The exercise — Repeat, without any change, the entries presented below.

= = = =

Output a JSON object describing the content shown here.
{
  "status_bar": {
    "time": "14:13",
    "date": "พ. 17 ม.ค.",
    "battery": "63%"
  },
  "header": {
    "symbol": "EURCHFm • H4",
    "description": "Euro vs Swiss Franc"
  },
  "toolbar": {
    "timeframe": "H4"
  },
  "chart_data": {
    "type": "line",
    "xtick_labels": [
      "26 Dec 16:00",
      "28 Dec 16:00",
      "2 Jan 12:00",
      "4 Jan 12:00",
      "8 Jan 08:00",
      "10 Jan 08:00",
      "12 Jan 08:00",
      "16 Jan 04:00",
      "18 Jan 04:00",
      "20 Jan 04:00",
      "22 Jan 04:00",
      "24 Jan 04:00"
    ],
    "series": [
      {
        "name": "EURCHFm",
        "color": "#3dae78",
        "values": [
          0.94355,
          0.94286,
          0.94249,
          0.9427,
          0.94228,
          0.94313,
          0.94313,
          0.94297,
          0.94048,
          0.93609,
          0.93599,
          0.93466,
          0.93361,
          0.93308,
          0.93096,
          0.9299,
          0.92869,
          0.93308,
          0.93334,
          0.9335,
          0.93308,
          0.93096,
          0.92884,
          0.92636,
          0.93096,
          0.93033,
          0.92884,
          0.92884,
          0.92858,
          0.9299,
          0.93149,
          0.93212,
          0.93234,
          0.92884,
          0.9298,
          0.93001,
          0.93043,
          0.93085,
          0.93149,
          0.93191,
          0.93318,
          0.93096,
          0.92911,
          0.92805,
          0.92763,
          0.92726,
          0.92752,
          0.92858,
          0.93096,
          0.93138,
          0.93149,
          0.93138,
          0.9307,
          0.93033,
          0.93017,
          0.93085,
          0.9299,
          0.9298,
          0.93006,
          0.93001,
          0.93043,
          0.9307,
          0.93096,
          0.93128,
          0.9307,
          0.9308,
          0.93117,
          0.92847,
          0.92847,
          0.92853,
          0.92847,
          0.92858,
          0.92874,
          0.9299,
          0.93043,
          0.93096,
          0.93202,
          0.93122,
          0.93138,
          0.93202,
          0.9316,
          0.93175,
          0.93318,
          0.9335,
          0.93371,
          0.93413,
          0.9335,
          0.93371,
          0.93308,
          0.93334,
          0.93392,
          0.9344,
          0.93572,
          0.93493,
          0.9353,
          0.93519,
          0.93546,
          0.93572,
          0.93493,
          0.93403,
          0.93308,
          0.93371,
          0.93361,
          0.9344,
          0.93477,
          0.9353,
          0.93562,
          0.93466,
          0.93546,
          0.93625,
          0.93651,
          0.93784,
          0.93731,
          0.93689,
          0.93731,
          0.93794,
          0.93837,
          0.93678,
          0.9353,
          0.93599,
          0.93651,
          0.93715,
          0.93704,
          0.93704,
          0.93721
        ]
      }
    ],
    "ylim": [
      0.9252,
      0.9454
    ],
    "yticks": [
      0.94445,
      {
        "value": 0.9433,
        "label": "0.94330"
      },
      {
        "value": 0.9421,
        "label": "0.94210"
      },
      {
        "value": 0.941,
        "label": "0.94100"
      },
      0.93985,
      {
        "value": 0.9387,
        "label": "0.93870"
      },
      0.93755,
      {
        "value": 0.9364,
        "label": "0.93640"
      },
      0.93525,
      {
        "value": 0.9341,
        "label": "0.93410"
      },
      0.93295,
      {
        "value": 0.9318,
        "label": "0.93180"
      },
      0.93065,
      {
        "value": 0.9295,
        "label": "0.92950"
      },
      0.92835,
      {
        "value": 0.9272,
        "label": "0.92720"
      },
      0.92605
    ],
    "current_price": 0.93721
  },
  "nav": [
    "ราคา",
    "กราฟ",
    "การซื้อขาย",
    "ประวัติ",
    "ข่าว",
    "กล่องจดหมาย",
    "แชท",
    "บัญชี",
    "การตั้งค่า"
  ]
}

= = = =

Response below —
Output a JSON object describing the content shown here.
{
  "status_bar": {
    "time": "14:13",
    "date": "พ. 17 ม.ค.",
    "battery": "63%"
  },
  "header": {
    "symbol": "EURCHFm • H4",
    "description": "Euro vs Swiss Franc"
  },
  "toolbar": {
    "timeframe": "H4"
  },
  "chart_data": {
    "type": "line",
    "xtick_labels": [
      "26 Dec 16:00",
      "28 Dec 16:00",
      "2 Jan 12:00",
      "4 Jan 12:00",
      "8 Jan 08:00",
      "10 Jan 08:00",
      "12 Jan 08:00",
      "16 Jan 04:00",
      "18 Jan 04:00",
      "20 Jan 04:00",
      "22 Jan 04:00",
      "24 Jan 04:00"
    ],
    "series": [
      {
        "name": "EURCHFm",
        "color": "#3dae78",
        "values": [
          0.94355,
          0.94286,
          0.94249,
          0.9427,
          0.94228,
          0.94313,
          0.94313,
          0.94297,
          0.94048,
          0.93609,
          0.93599,
          0.93466,
          0.93361,
          0.93308,
          0.93096,
          0.9299,
          0.92869,
          0.93308,
          0.93334,
          0.9335,
          0.93308,
          0.93096,
          0.92884,
          0.92636,
          0.93096,
          0.93033,
          0.92884,
          0.92884,
          0.92858,
          0.9299,
          0.93149,
          0.93212,
          0.93234,
          0.92884,
          0.9298,
          0.93001,
          0.93043,
          0.93085,
          0.93149,
          0.93191,
          0.93318,
          0.93096,
          0.92911,
          0.92805,
          0.92763,
          0.92726,
          0.92752,
          0.92858,
          0.93096,
          0.93138,
          0.93149,
          0.93138,
          0.9307,
          0.93033,
          0.93017,
          0.93085,
          0.9299,
          0.9298,
          0.93006,
          0.93001,
          0.93043,
          0.9307,
          0.93096,
          0.93128,
          0.9307,
          0.9308,
          0.93117,
          0.92847,
          0.92847,
          0.92853,
          0.92847,
          0.92858,
          0.92874,
          0.9299,
          0.93043,
          0.93096,
          0.93202,
          0.93122,
          0.93138,
          0.93202,
          0.9316,
          0.93175,
          0.93318,
          0.9335,
          0.93371,
          0.93413,
          0.9335,
          0.93371,
          0.93308,
          0.93334,
          0.93392,
          0.9344,
          0.93572,
          0.93493,
          0.9353,
          0.93519,
          0.93546,
          0.93572,
          0.93493,
          0.93403,
          0.93308,
          0.93371,
          0.93361,
          0.9344,
          0.93477,
          0.9353,
          0.93562,
          0.93466,
          0.93546,
          0.93625,
          0.93651,
          0.93784,
          0.93731,
          0.93689,
          0.93731,
          0.93794,
          0.93837,
          0.93678,
          0.9353,
          0.93599,
          0.93651,
          0.93715,
          0.93704,
          0.93704,
          0.93721
        ]
      }
    ],
    "ylim": [
      0.9252,
      0.9454
    ],
    "yticks": [
      0.94445,
      {
        "value": 0.9433,
        "label": "0.94330"
      },
      {
        "value": 0.9421,
        "label": "0.94210"
      },
      {
        "value": 0.941,
        "label": "0.94100"
      },
      0.93985,
      {
        "value": 0.9387,
        "label": "0.93870"
      },
      0.93755,
      {
        "value": 0.9364,
        "label": "0.93640"
      },
      0.93525,
      {
        "value": 0.9341,
        "label": "0.93410"
      },
      0.93295,
      {
        "value": 0.9318,
        "label": "0.93180"
      },
      0.93065,
      {
        "value": 0.9295,
        "label": "0.92950"
      },
      0.92835,
      {
        "value": 0.9272,
        "label": "0.92720"
      },
      0.92605
    ],
    "current_price": 0.93721
  },
  "nav": [
    "ราคา",
    "กราฟ",
    "การซื้อขาย",
    "ประวัติ",
    "ข่าว",
    "กล่องจดหมาย",
    "แชท",
    "บัญชี",
    "การตั้งค่า"
  ]
}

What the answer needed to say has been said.